» Task details
Give every line back verbatim, dropping all images.
+---+
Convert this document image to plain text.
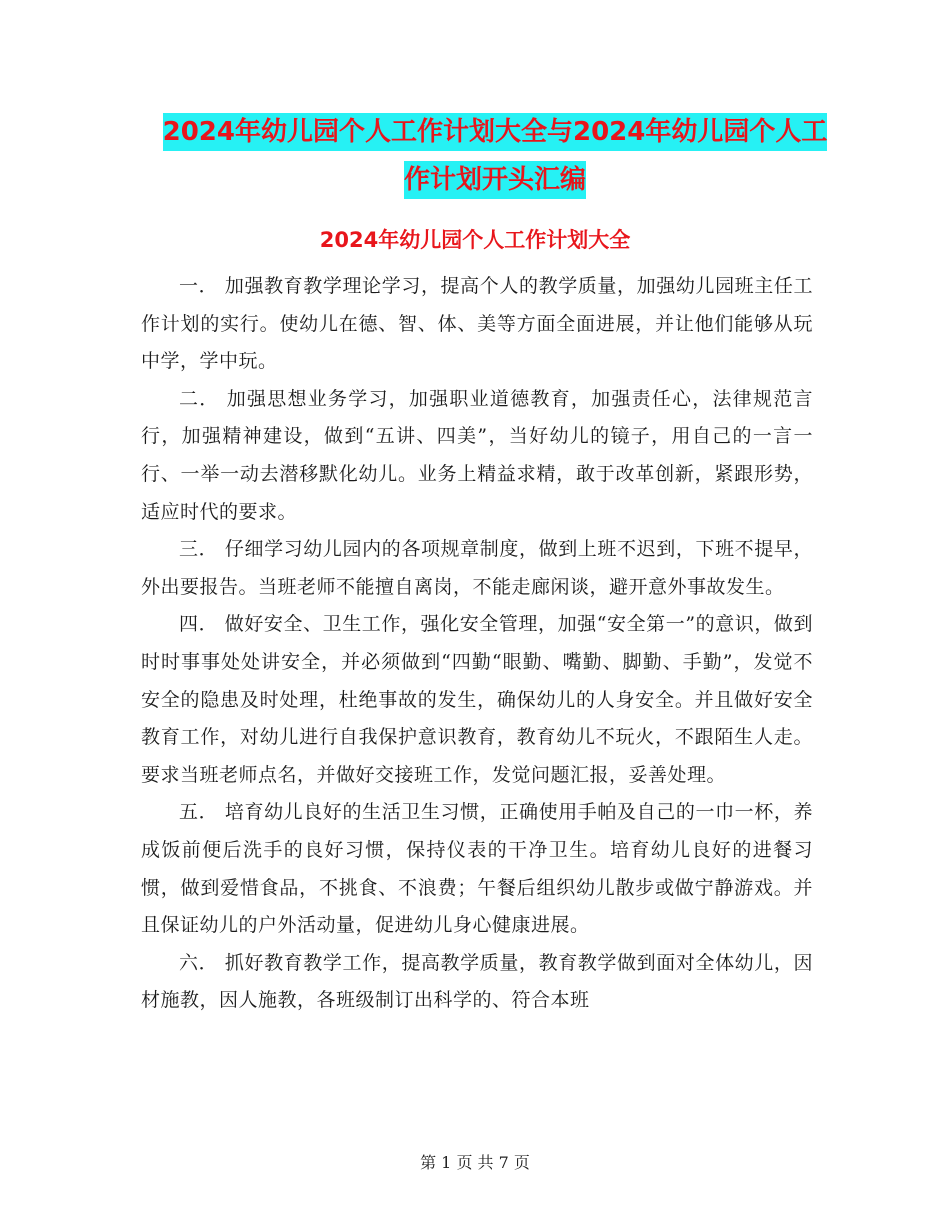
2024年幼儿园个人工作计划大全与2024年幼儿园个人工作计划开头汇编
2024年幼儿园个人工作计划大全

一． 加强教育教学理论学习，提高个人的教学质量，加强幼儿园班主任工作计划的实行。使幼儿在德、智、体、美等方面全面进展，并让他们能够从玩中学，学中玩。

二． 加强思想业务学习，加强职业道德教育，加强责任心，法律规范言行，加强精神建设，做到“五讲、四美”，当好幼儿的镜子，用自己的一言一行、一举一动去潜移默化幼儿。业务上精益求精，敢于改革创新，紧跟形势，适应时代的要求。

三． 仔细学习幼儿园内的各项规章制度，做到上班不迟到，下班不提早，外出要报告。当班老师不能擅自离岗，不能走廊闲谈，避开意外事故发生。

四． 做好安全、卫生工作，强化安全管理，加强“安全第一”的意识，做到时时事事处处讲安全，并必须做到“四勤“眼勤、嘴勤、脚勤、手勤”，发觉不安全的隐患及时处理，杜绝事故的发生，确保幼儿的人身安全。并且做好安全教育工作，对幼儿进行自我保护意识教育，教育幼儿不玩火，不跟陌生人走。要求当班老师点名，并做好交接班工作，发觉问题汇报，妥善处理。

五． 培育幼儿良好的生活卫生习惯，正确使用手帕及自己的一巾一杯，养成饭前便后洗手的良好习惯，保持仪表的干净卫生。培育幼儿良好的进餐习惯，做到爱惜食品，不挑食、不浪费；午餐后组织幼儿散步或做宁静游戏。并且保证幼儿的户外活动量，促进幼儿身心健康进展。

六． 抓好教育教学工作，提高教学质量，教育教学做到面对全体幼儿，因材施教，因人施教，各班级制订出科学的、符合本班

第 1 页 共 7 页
+---+
» Complete output
Convert this document image to plain text.
2024年幼儿园个人工作计划大全与2024年幼儿园个人工作计划开头汇编
2024年幼儿园个人工作计划大全

一． 加强教育教学理论学习，提高个人的教学质量，加强幼儿园班主任工作计划的实行。使幼儿在德、智、体、美等方面全面进展，并让他们能够从玩中学，学中玩。

二． 加强思想业务学习，加强职业道德教育，加强责任心，法律规范言行，加强精神建设，做到“五讲、四美”，当好幼儿的镜子，用自己的一言一行、一举一动去潜移默化幼儿。业务上精益求精，敢于改革创新，紧跟形势，适应时代的要求。

三． 仔细学习幼儿园内的各项规章制度，做到上班不迟到，下班不提早，外出要报告。当班老师不能擅自离岗，不能走廊闲谈，避开意外事故发生。

四． 做好安全、卫生工作，强化安全管理，加强“安全第一”的意识，做到时时事事处处讲安全，并必须做到“四勤“眼勤、嘴勤、脚勤、手勤”，发觉不安全的隐患及时处理，杜绝事故的发生，确保幼儿的人身安全。并且做好安全教育工作，对幼儿进行自我保护意识教育，教育幼儿不玩火，不跟陌生人走。要求当班老师点名，并做好交接班工作，发觉问题汇报，妥善处理。

五． 培育幼儿良好的生活卫生习惯，正确使用手帕及自己的一巾一杯，养成饭前便后洗手的良好习惯，保持仪表的干净卫生。培育幼儿良好的进餐习惯，做到爱惜食品，不挑食、不浪费；午餐后组织幼儿散步或做宁静游戏。并且保证幼儿的户外活动量，促进幼儿身心健康进展。

六． 抓好教育教学工作，提高教学质量，教育教学做到面对全体幼儿，因材施教，因人施教，各班级制订出科学的、符合本班

第 1 页 共 7 页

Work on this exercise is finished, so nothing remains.